Exercise goal>
Copy the data precisely, character for character, and leave out every picture.

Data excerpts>
⁂

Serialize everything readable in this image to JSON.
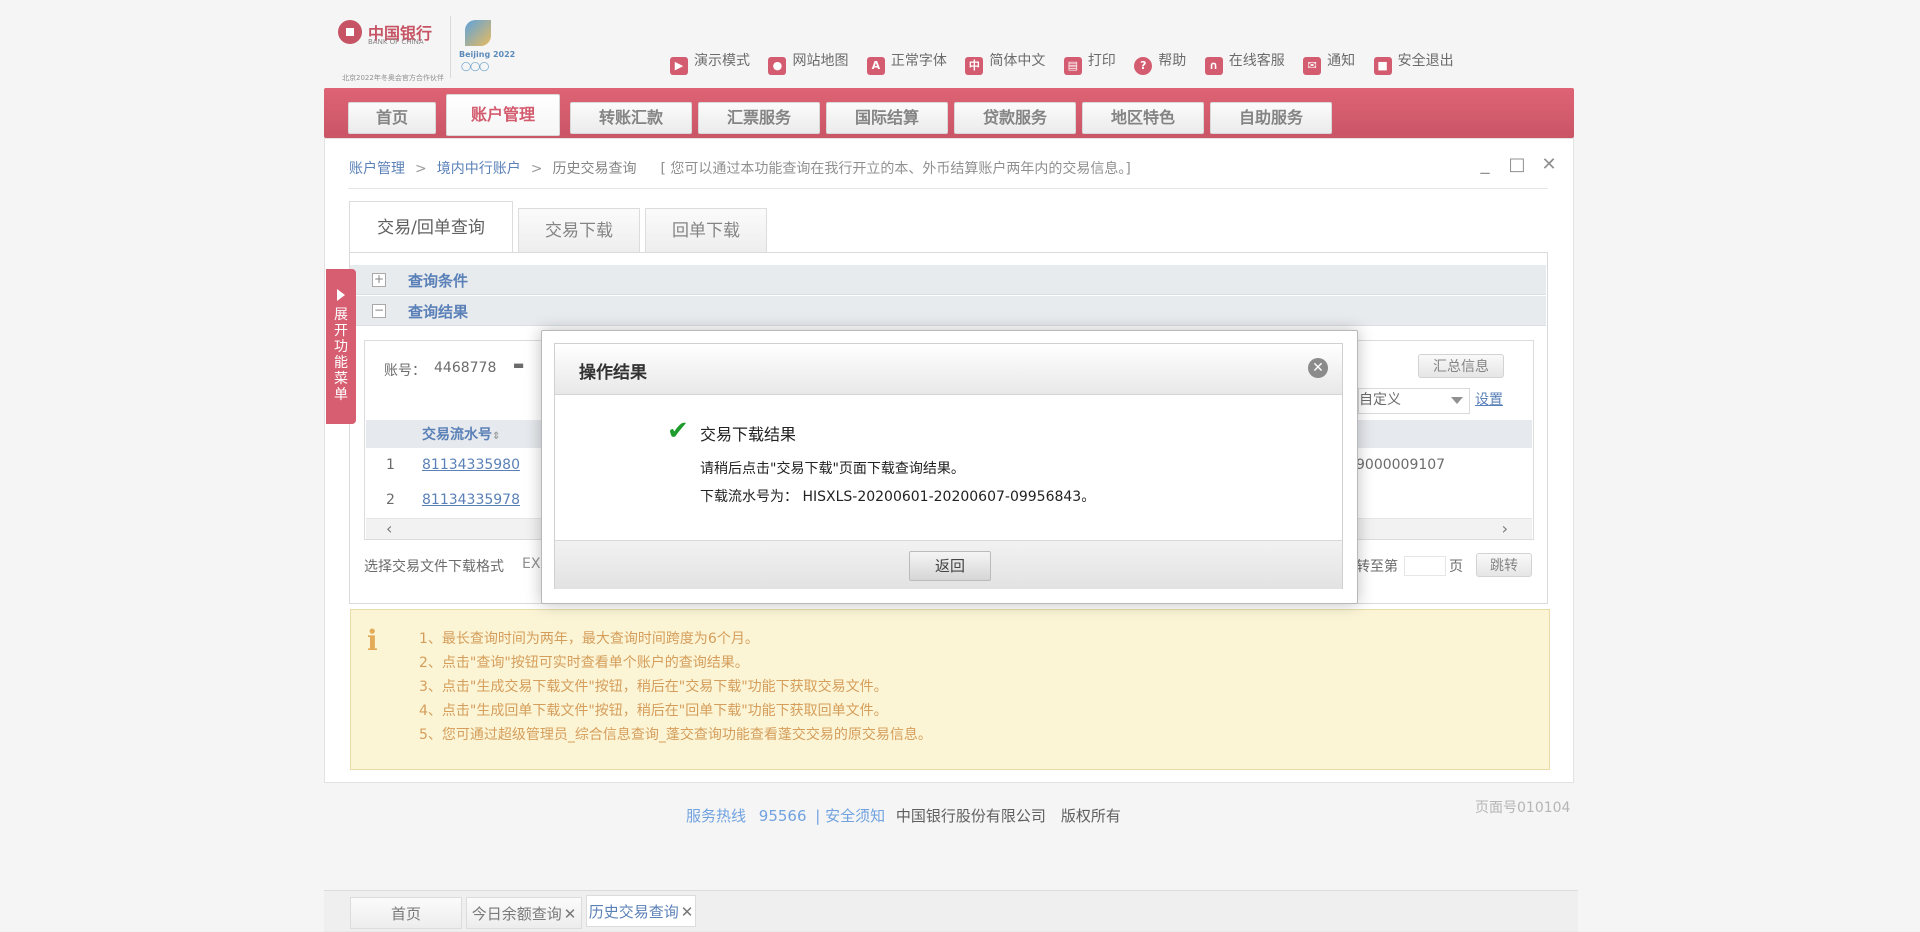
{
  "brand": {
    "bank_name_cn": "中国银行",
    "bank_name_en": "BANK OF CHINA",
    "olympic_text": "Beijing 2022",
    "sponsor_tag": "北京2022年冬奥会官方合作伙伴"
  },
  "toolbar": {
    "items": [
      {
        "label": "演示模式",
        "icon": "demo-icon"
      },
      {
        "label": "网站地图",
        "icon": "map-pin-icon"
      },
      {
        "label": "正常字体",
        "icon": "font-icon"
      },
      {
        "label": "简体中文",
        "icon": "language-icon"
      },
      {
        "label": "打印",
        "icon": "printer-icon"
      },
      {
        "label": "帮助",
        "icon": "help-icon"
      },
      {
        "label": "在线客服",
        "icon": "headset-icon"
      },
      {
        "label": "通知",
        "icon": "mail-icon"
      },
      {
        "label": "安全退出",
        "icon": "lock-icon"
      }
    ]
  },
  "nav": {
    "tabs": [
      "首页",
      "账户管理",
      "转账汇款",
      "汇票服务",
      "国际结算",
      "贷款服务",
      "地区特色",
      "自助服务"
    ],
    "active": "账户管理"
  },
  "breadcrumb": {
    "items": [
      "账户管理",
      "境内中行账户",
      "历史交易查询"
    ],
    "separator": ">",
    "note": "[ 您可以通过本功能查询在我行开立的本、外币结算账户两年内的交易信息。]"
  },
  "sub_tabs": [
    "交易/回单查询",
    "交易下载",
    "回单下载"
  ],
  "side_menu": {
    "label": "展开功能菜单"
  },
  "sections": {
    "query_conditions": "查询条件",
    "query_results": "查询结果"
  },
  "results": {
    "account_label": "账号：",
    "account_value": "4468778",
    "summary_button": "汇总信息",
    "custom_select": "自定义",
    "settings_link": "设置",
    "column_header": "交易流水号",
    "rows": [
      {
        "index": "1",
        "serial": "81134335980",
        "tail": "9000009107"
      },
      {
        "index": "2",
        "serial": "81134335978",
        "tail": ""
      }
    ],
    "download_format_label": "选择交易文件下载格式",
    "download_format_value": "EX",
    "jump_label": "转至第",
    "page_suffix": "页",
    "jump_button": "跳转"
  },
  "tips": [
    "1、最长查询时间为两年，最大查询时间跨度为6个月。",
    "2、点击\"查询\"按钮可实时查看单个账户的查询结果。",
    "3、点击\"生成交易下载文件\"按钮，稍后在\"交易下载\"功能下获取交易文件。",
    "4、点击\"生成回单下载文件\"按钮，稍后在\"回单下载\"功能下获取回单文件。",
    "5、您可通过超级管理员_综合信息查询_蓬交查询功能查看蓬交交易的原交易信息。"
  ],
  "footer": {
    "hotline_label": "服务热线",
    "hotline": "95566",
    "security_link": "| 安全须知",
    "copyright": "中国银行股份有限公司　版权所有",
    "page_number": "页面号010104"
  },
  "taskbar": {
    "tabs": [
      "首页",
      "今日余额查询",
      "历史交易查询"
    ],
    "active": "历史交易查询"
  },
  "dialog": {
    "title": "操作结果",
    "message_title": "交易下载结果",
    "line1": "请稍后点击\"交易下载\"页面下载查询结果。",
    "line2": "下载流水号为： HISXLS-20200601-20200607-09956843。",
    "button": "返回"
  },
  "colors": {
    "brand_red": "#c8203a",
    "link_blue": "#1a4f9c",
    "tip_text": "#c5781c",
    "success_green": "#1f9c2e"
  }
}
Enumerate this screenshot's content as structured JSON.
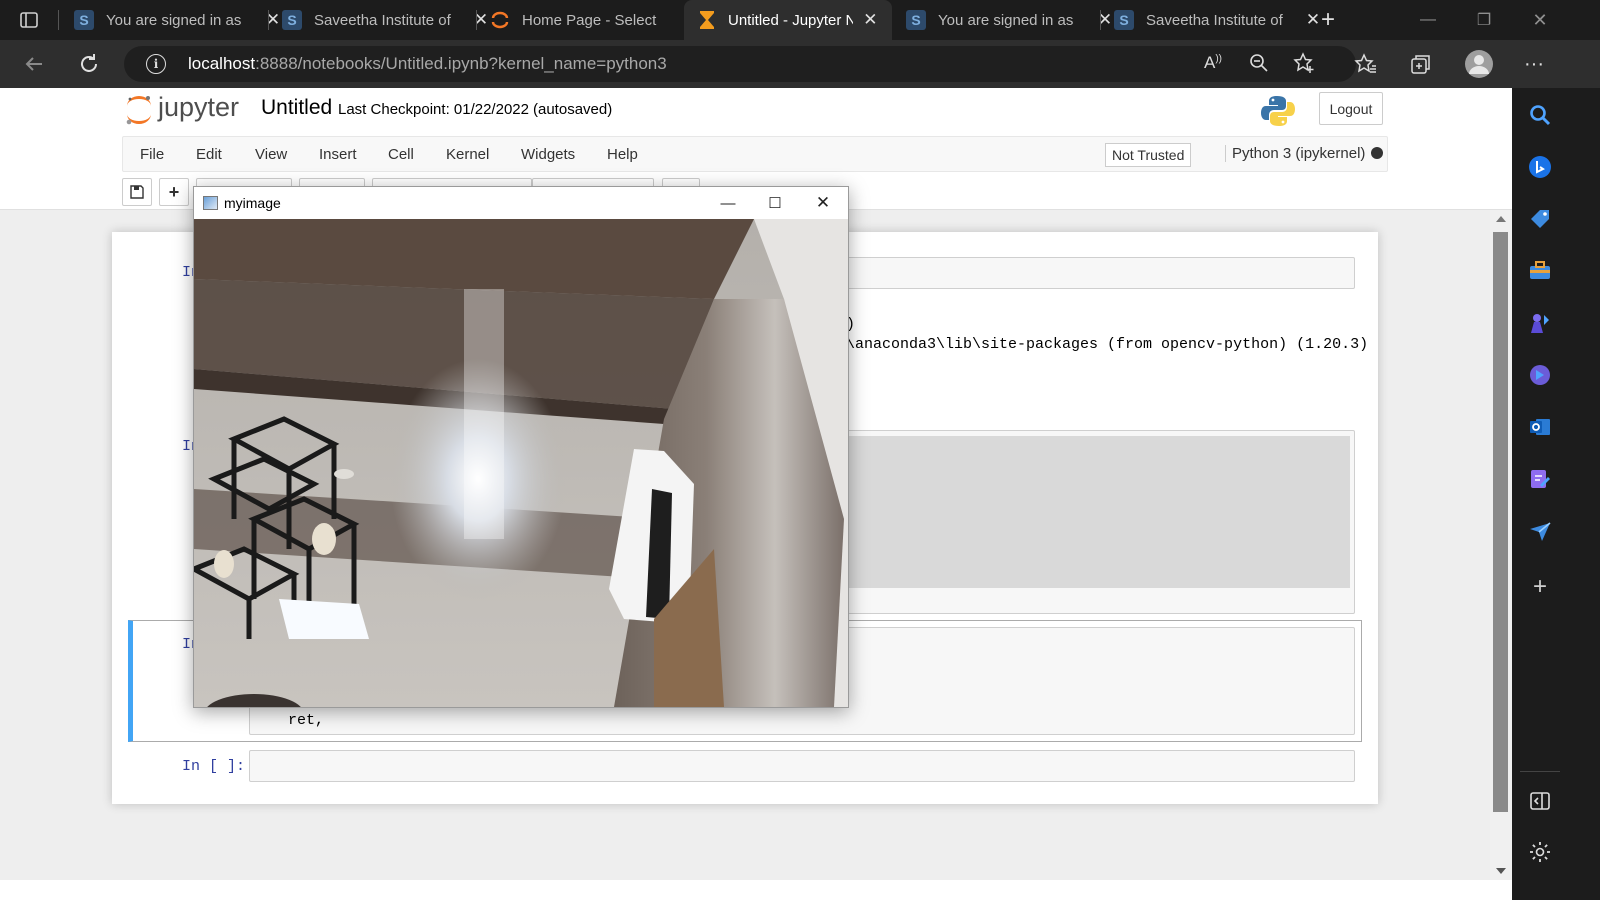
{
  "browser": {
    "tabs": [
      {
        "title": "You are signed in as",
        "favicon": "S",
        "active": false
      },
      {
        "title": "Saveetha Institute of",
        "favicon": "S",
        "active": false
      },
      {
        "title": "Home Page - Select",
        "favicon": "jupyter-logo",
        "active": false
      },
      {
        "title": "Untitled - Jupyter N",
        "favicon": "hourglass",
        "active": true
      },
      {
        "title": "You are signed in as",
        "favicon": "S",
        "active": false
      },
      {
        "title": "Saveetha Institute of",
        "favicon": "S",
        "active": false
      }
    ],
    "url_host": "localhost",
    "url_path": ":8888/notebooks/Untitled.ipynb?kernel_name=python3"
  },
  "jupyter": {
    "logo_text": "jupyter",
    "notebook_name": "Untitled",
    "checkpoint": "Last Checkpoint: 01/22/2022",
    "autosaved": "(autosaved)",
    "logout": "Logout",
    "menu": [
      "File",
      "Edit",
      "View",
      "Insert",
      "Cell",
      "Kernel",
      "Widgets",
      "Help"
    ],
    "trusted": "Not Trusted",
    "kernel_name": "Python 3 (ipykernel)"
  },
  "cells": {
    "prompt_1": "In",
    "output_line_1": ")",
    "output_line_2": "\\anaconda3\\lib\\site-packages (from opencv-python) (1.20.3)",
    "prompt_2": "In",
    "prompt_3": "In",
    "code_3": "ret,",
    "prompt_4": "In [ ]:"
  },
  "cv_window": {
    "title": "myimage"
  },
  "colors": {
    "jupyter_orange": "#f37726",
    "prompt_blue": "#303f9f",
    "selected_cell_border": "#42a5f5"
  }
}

⁂

Answer>
Serialize everything readable in this image to JSON.
{
  "brand": {
    "bank_name_cn": "中国银行",
    "bank_name_en": "BANK OF CHINA",
    "olympic_text": "Beijing 2022",
    "sponsor_tag": "北京2022年冬奥会官方合作伙伴"
  },
  "toolbar": {
    "items": [
      {
        "label": "演示模式",
        "icon": "demo-icon"
      },
      {
        "label": "网站地图",
        "icon": "map-pin-icon"
      },
      {
        "label": "正常字体",
        "icon": "font-icon"
      },
      {
        "label": "简体中文",
        "icon": "language-icon"
      },
      {
        "label": "打印",
        "icon": "printer-icon"
      },
      {
        "label": "帮助",
        "icon": "help-icon"
      },
      {
        "label": "在线客服",
        "icon": "headset-icon"
      },
      {
        "label": "通知",
        "icon": "mail-icon"
      },
      {
        "label": "安全退出",
        "icon": "lock-icon"
      }
    ]
  },
  "nav": {
    "tabs": [
      "首页",
      "账户管理",
      "转账汇款",
      "汇票服务",
      "国际结算",
      "贷款服务",
      "地区特色",
      "自助服务"
    ],
    "active": "账户管理"
  },
  "breadcrumb": {
    "items": [
      "账户管理",
      "境内中行账户",
      "历史交易查询"
    ],
    "separator": ">",
    "note": "[ 您可以通过本功能查询在我行开立的本、外币结算账户两年内的交易信息。]"
  },
  "sub_tabs": [
    "交易/回单查询",
    "交易下载",
    "回单下载"
  ],
  "side_menu": {
    "label": "展开功能菜单"
  },
  "sections": {
    "query_conditions": "查询条件",
    "query_results": "查询结果"
  },
  "results": {
    "account_label": "账号：",
    "account_value": "4468778",
    "summary_button": "汇总信息",
    "custom_select": "自定义",
    "settings_link": "设置",
    "column_header": "交易流水号",
    "rows": [
      {
        "index": "1",
        "serial": "81134335980",
        "tail": "9000009107"
      },
      {
        "index": "2",
        "serial": "81134335978",
        "tail": ""
      }
    ],
    "download_format_label": "选择交易文件下载格式",
    "download_format_value": "EX",
    "jump_label": "转至第",
    "page_suffix": "页",
    "jump_button": "跳转"
  },
  "tips": [
    "1、最长查询时间为两年，最大查询时间跨度为6个月。",
    "2、点击\"查询\"按钮可实时查看单个账户的查询结果。",
    "3、点击\"生成交易下载文件\"按钮，稍后在\"交易下载\"功能下获取交易文件。",
    "4、点击\"生成回单下载文件\"按钮，稍后在\"回单下载\"功能下获取回单文件。",
    "5、您可通过超级管理员_综合信息查询_蓬交查询功能查看蓬交交易的原交易信息。"
  ],
  "footer": {
    "hotline_label": "服务热线",
    "hotline": "95566",
    "security_link": "| 安全须知",
    "copyright": "中国银行股份有限公司　版权所有",
    "page_number": "页面号010104"
  },
  "taskbar": {
    "tabs": [
      "首页",
      "今日余额查询",
      "历史交易查询"
    ],
    "active": "历史交易查询"
  },
  "dialog": {
    "title": "操作结果",
    "message_title": "交易下载结果",
    "line1": "请稍后点击\"交易下载\"页面下载查询结果。",
    "line2": "下载流水号为： HISXLS-20200601-20200607-09956843。",
    "button": "返回"
  },
  "colors": {
    "brand_red": "#c8203a",
    "link_blue": "#1a4f9c",
    "tip_text": "#c5781c",
    "success_green": "#1f9c2e"
  }
}
Enumerate this screenshot's content as structured JSON.
{
  "browser": {
    "tabs": [
      {
        "title": "You are signed in as",
        "favicon": "S",
        "active": false
      },
      {
        "title": "Saveetha Institute of",
        "favicon": "S",
        "active": false
      },
      {
        "title": "Home Page - Select",
        "favicon": "jupyter-logo",
        "active": false
      },
      {
        "title": "Untitled - Jupyter N",
        "favicon": "hourglass",
        "active": true
      },
      {
        "title": "You are signed in as",
        "favicon": "S",
        "active": false
      },
      {
        "title": "Saveetha Institute of",
        "favicon": "S",
        "active": false
      }
    ],
    "url_host": "localhost",
    "url_path": ":8888/notebooks/Untitled.ipynb?kernel_name=python3"
  },
  "jupyter": {
    "logo_text": "jupyter",
    "notebook_name": "Untitled",
    "checkpoint": "Last Checkpoint: 01/22/2022",
    "autosaved": "(autosaved)",
    "logout": "Logout",
    "menu": [
      "File",
      "Edit",
      "View",
      "Insert",
      "Cell",
      "Kernel",
      "Widgets",
      "Help"
    ],
    "trusted": "Not Trusted",
    "kernel_name": "Python 3 (ipykernel)"
  },
  "cells": {
    "prompt_1": "In",
    "output_line_1": ")",
    "output_line_2": "\\anaconda3\\lib\\site-packages (from opencv-python) (1.20.3)",
    "prompt_2": "In",
    "prompt_3": "In",
    "code_3": "ret,",
    "prompt_4": "In [ ]:"
  },
  "cv_window": {
    "title": "myimage"
  },
  "colors": {
    "jupyter_orange": "#f37726",
    "prompt_blue": "#303f9f",
    "selected_cell_border": "#42a5f5"
  }
}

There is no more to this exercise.